* Required task *
Report every line in the listing that contains the string "later".
** START **
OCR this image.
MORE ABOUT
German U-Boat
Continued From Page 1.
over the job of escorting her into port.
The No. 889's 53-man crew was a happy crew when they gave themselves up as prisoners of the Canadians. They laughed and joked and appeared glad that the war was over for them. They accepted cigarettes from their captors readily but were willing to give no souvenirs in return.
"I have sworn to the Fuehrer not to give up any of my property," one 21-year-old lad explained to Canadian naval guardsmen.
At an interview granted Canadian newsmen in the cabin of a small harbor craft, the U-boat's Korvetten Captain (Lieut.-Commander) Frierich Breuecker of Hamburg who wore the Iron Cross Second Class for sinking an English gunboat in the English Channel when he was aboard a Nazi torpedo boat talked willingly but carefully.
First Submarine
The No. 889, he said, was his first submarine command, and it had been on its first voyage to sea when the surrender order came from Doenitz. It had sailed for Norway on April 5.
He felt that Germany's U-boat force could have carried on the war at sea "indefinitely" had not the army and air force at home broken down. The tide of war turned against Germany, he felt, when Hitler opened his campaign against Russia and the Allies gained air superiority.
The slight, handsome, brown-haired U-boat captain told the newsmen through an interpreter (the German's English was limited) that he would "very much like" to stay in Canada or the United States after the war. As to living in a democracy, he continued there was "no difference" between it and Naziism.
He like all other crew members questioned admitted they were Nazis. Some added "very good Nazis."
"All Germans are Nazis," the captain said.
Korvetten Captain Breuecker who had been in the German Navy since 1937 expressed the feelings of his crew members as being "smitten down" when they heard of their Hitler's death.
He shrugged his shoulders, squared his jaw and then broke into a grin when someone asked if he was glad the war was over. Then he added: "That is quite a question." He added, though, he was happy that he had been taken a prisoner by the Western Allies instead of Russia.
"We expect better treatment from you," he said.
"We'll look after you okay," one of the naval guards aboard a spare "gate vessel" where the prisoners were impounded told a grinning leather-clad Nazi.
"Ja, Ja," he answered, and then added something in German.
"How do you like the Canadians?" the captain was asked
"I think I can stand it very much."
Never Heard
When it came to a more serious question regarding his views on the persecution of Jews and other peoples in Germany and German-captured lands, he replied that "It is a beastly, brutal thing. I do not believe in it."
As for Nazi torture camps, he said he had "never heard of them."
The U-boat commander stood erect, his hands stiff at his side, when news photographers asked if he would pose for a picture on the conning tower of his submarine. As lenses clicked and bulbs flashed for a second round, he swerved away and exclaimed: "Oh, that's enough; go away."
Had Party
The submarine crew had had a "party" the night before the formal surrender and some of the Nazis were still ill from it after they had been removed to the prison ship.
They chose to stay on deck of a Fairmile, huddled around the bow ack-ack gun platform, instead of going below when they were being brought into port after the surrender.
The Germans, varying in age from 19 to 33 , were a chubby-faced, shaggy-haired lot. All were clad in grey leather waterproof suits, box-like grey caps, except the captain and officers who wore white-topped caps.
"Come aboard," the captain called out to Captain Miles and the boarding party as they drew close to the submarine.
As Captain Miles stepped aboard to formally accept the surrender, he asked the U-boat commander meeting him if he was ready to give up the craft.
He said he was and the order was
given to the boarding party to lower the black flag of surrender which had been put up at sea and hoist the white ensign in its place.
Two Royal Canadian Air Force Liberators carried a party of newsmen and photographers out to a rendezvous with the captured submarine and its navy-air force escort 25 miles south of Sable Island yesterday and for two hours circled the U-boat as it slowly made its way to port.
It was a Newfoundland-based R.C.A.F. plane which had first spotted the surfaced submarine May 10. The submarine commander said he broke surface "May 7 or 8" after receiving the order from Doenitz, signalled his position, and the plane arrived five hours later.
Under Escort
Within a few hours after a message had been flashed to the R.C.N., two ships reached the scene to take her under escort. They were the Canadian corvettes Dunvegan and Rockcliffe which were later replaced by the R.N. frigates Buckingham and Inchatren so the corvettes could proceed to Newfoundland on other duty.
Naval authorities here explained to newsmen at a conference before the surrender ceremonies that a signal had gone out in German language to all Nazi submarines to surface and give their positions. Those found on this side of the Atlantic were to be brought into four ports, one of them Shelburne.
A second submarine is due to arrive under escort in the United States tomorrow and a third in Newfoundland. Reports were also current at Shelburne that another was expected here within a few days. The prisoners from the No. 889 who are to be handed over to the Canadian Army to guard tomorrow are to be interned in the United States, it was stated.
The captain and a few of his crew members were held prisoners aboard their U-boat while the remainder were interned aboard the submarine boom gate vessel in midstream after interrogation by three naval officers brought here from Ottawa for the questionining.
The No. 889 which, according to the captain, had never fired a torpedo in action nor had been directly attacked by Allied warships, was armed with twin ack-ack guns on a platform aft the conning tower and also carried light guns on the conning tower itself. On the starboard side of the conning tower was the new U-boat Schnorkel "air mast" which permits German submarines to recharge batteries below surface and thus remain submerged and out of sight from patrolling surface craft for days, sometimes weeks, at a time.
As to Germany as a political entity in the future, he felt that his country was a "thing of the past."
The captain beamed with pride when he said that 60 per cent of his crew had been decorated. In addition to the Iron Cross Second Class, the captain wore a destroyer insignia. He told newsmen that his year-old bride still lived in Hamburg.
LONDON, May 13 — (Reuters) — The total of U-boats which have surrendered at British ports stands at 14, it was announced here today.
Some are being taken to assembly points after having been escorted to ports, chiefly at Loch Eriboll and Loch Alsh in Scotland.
** END **
* Answer to the problem *
It was a Newfoundland-based R.C.A.F. plane which had first spotted the surfaced submarine May 10. The submarine commander said he broke surface "May 7 or 8" after receiving the order from Doenitz, signalled his position, and the plane arrived five hours later.
Within a few hours after a message had been flashed to the R.C.N., two ships reached the scene to take her under escort. They were the Canadian corvettes Dunvegan and Rockcliffe which were later replaced by the R.N. frigates Buckingham and Inchatren so the corvettes could proceed to Newfoundland on other duty.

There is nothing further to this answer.